→ Directions for this task: Output all the entries word for word. Omit the pictures.

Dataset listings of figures
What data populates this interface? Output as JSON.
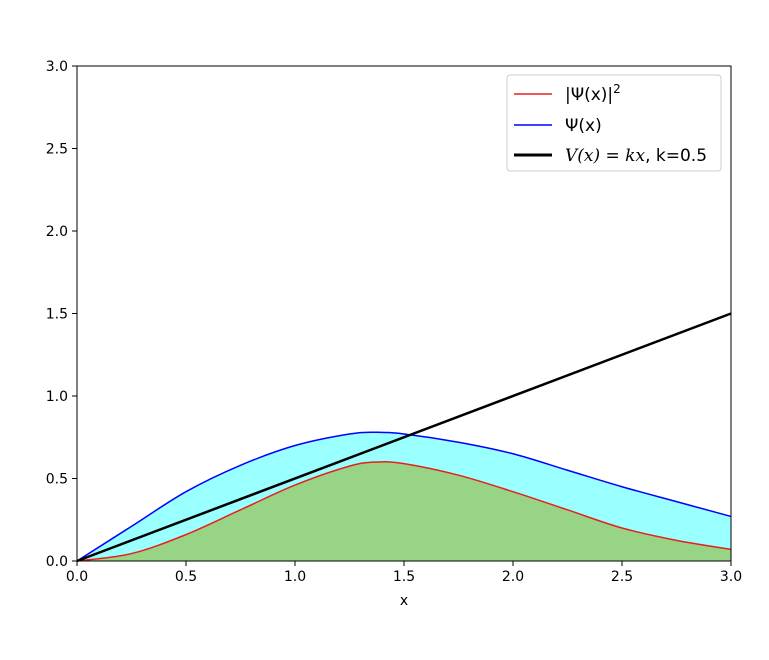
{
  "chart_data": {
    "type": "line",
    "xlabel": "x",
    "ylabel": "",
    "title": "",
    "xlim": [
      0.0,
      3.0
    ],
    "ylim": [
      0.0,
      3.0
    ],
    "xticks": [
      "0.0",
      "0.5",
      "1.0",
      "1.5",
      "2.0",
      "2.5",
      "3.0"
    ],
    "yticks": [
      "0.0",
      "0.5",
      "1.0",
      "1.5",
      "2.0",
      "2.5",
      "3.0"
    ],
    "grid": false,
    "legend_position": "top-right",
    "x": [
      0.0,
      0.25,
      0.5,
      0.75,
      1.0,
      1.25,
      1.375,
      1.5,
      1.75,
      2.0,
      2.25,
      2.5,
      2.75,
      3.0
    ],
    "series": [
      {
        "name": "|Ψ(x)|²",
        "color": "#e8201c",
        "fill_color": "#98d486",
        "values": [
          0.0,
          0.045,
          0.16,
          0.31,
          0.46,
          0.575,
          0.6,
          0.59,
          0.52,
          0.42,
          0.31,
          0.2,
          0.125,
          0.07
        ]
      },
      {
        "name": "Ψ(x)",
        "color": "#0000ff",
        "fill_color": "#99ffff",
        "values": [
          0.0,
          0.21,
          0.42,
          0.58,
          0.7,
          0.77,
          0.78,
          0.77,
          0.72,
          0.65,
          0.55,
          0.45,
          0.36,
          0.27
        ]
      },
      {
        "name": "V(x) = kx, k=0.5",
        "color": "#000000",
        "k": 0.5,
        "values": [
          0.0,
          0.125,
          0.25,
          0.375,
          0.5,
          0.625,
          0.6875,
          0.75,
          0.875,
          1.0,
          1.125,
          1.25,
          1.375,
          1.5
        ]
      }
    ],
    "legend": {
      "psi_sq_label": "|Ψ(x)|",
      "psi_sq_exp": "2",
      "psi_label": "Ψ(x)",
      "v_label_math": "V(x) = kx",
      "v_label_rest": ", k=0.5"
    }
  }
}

→ Reply:
What data populates this interface? Output as JSON.
{
  "chart_data": {
    "type": "line",
    "xlabel": "x",
    "ylabel": "",
    "title": "",
    "xlim": [
      0.0,
      3.0
    ],
    "ylim": [
      0.0,
      3.0
    ],
    "xticks": [
      "0.0",
      "0.5",
      "1.0",
      "1.5",
      "2.0",
      "2.5",
      "3.0"
    ],
    "yticks": [
      "0.0",
      "0.5",
      "1.0",
      "1.5",
      "2.0",
      "2.5",
      "3.0"
    ],
    "grid": false,
    "legend_position": "top-right",
    "x": [
      0.0,
      0.25,
      0.5,
      0.75,
      1.0,
      1.25,
      1.375,
      1.5,
      1.75,
      2.0,
      2.25,
      2.5,
      2.75,
      3.0
    ],
    "series": [
      {
        "name": "|Ψ(x)|²",
        "color": "#e8201c",
        "fill_color": "#98d486",
        "values": [
          0.0,
          0.045,
          0.16,
          0.31,
          0.46,
          0.575,
          0.6,
          0.59,
          0.52,
          0.42,
          0.31,
          0.2,
          0.125,
          0.07
        ]
      },
      {
        "name": "Ψ(x)",
        "color": "#0000ff",
        "fill_color": "#99ffff",
        "values": [
          0.0,
          0.21,
          0.42,
          0.58,
          0.7,
          0.77,
          0.78,
          0.77,
          0.72,
          0.65,
          0.55,
          0.45,
          0.36,
          0.27
        ]
      },
      {
        "name": "V(x) = kx, k=0.5",
        "color": "#000000",
        "k": 0.5,
        "values": [
          0.0,
          0.125,
          0.25,
          0.375,
          0.5,
          0.625,
          0.6875,
          0.75,
          0.875,
          1.0,
          1.125,
          1.25,
          1.375,
          1.5
        ]
      }
    ],
    "legend": {
      "psi_sq_label": "|Ψ(x)|",
      "psi_sq_exp": "2",
      "psi_label": "Ψ(x)",
      "v_label_math": "V(x) = kx",
      "v_label_rest": ", k=0.5"
    }
  }
}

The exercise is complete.